◆ Prompt ◆
Filter the records below for the word "Status". Copy each line that holds it.

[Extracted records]
+===+

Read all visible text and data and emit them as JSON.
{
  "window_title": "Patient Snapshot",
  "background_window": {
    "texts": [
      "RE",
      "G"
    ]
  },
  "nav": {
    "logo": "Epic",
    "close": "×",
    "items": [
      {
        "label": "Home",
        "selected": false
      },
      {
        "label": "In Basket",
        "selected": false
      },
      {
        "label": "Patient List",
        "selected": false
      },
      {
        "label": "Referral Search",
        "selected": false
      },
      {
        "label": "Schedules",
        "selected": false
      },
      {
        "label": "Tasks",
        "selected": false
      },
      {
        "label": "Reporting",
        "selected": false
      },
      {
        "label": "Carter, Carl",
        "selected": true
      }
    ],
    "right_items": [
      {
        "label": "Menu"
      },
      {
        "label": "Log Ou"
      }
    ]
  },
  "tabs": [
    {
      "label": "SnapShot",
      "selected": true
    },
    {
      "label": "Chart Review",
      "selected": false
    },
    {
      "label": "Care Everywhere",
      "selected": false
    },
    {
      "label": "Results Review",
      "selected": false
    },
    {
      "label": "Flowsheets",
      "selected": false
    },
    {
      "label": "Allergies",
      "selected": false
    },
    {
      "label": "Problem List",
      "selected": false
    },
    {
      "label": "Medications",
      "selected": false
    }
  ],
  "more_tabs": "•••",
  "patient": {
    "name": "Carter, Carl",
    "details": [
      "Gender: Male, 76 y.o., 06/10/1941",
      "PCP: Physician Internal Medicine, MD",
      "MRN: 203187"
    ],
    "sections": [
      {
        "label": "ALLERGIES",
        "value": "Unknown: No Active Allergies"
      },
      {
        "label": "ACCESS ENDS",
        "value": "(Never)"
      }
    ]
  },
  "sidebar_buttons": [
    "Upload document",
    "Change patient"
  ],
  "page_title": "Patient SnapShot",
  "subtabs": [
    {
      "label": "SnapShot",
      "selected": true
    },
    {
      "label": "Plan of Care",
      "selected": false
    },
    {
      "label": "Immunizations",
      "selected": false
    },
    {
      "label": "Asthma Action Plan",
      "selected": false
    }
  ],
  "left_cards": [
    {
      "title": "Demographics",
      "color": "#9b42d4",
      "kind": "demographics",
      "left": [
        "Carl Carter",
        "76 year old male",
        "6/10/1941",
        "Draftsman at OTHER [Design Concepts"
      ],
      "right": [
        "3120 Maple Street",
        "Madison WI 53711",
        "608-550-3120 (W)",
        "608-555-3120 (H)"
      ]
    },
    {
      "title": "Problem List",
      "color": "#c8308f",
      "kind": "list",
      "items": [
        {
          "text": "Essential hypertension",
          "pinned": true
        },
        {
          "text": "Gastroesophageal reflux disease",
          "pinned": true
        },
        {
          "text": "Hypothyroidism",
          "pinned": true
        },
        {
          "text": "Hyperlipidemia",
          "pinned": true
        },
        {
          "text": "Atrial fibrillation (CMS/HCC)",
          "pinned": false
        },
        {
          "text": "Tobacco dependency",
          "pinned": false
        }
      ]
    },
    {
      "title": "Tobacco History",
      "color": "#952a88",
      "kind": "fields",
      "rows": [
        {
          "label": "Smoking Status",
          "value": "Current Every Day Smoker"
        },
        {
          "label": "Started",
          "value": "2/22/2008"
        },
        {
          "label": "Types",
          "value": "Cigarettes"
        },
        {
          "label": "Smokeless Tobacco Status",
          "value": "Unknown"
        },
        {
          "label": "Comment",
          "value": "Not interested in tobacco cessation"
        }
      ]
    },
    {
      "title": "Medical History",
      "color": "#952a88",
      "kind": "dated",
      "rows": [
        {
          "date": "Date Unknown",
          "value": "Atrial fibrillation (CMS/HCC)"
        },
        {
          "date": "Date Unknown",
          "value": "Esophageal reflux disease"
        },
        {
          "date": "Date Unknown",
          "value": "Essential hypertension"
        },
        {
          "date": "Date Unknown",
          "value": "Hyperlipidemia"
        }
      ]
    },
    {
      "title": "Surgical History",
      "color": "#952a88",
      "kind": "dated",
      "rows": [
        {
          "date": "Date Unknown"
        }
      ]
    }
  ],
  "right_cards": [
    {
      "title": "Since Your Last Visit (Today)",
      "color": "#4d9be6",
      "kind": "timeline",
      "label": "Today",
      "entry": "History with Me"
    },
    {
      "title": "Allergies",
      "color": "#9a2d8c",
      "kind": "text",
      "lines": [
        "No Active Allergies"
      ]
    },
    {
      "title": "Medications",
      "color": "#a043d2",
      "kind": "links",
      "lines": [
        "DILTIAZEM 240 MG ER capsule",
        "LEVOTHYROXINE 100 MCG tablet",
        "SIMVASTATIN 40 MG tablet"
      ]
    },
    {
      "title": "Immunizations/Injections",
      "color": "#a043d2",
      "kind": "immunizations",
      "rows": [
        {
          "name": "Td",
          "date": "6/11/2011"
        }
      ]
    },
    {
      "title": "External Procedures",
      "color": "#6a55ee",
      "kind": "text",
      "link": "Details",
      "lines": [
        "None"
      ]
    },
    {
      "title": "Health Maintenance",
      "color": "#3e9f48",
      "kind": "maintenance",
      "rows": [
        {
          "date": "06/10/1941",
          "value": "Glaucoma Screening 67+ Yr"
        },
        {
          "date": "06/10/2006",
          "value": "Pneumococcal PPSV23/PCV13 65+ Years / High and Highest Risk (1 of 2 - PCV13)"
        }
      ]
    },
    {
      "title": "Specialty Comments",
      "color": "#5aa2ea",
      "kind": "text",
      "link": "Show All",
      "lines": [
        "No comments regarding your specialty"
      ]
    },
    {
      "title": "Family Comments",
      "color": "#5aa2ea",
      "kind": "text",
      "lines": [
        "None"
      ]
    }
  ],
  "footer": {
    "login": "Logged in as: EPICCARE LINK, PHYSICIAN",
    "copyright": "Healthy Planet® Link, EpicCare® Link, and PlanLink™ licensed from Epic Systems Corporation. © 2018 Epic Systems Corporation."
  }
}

+===+

◆ Task answer ◆
          "label": "Smoking Status",
          "label": "Smokeless Tobacco Status",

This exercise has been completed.